Als junger Maler, nach seinem Studium am Royal College of Art, stürzte sich Hockney mit einem unbekümmerten Elan in die Kunst. Er erzählte mit malerischen Mitteln und auch mit Collage- und SchriftElementen aus seinem Leben – von seinen Freunden und seinen Reisen, von Modellen, Swimmingpools und kalifornischen Städten. Er erprobte das Vokabular der Pop-Art – mal hyperrealistisch oder naiv, mal gestisch oder abstrahierend-geometrisch. Er spielt mit Realität und Illusion, wendet sich offenkundig gegen künstlerische Konventionen, treibt immer wieder einen ironischen Keil, einen witzigen Kommentar in seine Bildkompositionen. „Play within a Play“(1966) sowie „Model with unfinished Self-Portrait“(1977) gehören zu dieser frühen Werkgruppe, die bis heute eine ungebrochen heitere, anregende Wirkung entfaltet: Vor diesen Bildern bleiben Besucher lächelnd stehen.
Später, vor allem bei seinem Aufenthalt in Kalifornien, wandte sich Hockney stärker der genauen Beobachtung zu, der Menschen-Beobachtung. Athletische junge Männer beim Sonnenbaden oder im Swimmingpool werden sein bevorzugtes Sujet. In kühler, fast künstlicher Farbigkeit, umgeben von modernistischer Architektur feiert er homoerotische Schönheit – und studiert nebenbei die malerische Darstellung von Glas, Haut, Wasser. Zuneh- mend werden seine Bilder vom Menschen naturalistischer: Seine Freunde Christopher Isherwood und Don Bachardy, das SammlerPaar Fred und Marcia Weisman, auch den Museums-Kurator Henry Geldzahler porträtiert er auf frappierend lebendige Weise. Zahlreiche Gemälde, aber auch Zeichnungen belegen Hockneys nahen und genauen Blick auf die Personen seiner Welt. Besonders anrührend in dieser Gruppe: das Bildnis seiner Eltern von 1977.

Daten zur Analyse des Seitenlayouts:
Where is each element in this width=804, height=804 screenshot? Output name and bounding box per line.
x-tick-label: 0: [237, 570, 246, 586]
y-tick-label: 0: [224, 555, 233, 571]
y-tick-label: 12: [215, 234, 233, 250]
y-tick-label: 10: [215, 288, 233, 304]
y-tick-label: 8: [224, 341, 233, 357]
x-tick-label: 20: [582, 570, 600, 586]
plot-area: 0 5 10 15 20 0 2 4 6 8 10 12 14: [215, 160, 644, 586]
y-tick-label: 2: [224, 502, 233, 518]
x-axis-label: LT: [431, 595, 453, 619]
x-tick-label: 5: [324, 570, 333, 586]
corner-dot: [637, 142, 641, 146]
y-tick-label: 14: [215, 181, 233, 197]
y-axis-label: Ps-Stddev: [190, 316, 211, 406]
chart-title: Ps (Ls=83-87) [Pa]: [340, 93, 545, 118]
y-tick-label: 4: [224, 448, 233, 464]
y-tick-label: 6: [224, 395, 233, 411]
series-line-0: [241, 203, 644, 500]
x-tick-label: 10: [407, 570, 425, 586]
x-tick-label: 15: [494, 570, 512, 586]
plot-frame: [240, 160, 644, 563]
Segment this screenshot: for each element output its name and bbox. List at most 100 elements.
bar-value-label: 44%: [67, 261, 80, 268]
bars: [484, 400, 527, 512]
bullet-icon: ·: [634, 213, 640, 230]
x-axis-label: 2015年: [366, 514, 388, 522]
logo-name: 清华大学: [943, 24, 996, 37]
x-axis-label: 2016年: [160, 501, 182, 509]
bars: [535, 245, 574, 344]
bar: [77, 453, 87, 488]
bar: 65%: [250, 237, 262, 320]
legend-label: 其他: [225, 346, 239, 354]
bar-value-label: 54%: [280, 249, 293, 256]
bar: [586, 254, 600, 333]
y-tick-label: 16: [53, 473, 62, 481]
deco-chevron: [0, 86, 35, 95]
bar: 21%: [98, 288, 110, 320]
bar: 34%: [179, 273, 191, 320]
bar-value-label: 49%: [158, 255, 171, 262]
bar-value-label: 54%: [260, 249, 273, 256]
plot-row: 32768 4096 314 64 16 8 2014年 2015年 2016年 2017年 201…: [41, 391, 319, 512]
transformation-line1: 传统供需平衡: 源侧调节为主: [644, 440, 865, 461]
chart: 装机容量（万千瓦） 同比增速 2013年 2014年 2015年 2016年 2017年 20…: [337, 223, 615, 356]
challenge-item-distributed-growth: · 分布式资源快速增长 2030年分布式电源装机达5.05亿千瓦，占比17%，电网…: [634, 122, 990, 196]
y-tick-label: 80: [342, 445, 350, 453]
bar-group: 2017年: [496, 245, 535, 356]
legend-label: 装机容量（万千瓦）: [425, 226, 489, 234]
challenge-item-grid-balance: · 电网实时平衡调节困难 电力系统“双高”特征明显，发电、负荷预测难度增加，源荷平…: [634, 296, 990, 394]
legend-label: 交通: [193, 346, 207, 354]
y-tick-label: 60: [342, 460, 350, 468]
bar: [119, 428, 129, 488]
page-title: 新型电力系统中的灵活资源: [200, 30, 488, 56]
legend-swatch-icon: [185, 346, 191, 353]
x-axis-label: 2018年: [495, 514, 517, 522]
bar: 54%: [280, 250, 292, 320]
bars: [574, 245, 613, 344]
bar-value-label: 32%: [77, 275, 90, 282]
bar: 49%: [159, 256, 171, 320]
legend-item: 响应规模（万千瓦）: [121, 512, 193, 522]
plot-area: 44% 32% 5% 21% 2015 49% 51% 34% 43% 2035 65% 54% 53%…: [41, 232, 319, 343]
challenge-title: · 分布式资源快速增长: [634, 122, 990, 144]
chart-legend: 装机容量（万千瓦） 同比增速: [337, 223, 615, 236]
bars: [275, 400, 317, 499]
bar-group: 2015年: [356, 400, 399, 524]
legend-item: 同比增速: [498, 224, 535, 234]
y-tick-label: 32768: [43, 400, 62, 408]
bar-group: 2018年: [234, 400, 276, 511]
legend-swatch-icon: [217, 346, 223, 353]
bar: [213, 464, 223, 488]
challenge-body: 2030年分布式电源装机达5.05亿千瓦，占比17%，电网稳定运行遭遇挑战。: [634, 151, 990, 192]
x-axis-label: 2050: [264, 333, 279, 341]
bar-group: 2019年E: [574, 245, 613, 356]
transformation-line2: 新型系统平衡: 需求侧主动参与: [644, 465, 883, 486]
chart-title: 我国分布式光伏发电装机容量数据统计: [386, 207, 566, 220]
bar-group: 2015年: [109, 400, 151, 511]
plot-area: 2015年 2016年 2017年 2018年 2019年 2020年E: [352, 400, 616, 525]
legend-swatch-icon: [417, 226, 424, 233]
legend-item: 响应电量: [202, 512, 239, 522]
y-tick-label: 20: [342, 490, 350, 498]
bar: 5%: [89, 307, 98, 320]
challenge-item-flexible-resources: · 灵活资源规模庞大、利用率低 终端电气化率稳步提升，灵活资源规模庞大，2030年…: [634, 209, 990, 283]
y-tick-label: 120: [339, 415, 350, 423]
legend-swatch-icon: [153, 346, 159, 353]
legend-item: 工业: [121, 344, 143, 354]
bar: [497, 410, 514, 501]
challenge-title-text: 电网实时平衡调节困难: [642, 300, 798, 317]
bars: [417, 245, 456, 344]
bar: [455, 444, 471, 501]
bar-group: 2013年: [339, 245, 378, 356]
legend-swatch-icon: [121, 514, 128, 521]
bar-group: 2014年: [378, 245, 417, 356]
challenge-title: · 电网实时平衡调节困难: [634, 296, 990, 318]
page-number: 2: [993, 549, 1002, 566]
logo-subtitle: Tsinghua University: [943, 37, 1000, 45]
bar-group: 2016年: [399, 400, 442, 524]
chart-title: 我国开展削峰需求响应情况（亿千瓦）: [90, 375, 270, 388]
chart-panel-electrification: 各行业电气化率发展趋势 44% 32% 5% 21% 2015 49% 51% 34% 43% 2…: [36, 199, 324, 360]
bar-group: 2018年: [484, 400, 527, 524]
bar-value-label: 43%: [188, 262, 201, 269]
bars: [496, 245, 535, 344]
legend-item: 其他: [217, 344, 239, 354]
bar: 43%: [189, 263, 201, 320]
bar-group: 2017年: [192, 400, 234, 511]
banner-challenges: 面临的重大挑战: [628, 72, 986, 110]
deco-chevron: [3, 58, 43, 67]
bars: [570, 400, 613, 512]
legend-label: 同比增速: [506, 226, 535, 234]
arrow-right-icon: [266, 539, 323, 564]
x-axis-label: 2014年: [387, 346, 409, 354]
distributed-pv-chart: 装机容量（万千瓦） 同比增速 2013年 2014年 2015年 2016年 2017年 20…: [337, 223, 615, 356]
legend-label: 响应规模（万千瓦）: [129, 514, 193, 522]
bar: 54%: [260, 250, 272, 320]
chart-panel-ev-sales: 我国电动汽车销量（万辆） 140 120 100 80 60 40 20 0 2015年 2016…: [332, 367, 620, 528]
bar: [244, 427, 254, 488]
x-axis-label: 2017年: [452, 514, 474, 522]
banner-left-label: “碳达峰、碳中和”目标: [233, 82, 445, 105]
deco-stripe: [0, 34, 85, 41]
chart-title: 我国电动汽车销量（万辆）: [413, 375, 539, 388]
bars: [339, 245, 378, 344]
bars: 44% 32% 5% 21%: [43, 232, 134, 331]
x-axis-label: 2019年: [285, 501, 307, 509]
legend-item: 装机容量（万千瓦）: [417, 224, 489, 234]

AUFGABEN
• A. Welches Bildnis hebt der Text über Hockney als besonders anrührend hervor?
• B. Erklären Sie mit Hilfe des Textes über Hockney, wodurch sein naher und genauer Blick auf die Personen seiner Welt belegt wird.

LÖSUNGEN
• A. Das Bildnis seiner Eltern von 1977.

• B. Zahlreiche Gemälde und auch Zeichnungen belegen diesen Blick. Hockney porträtierte seine Freunde Christopher Isherwood und Don Bachardy, das Sammlerpaar Fred und Marcia Weisman sowie den Museums-Kurator Henry Geldzahler auf frappierend lebendige Weise.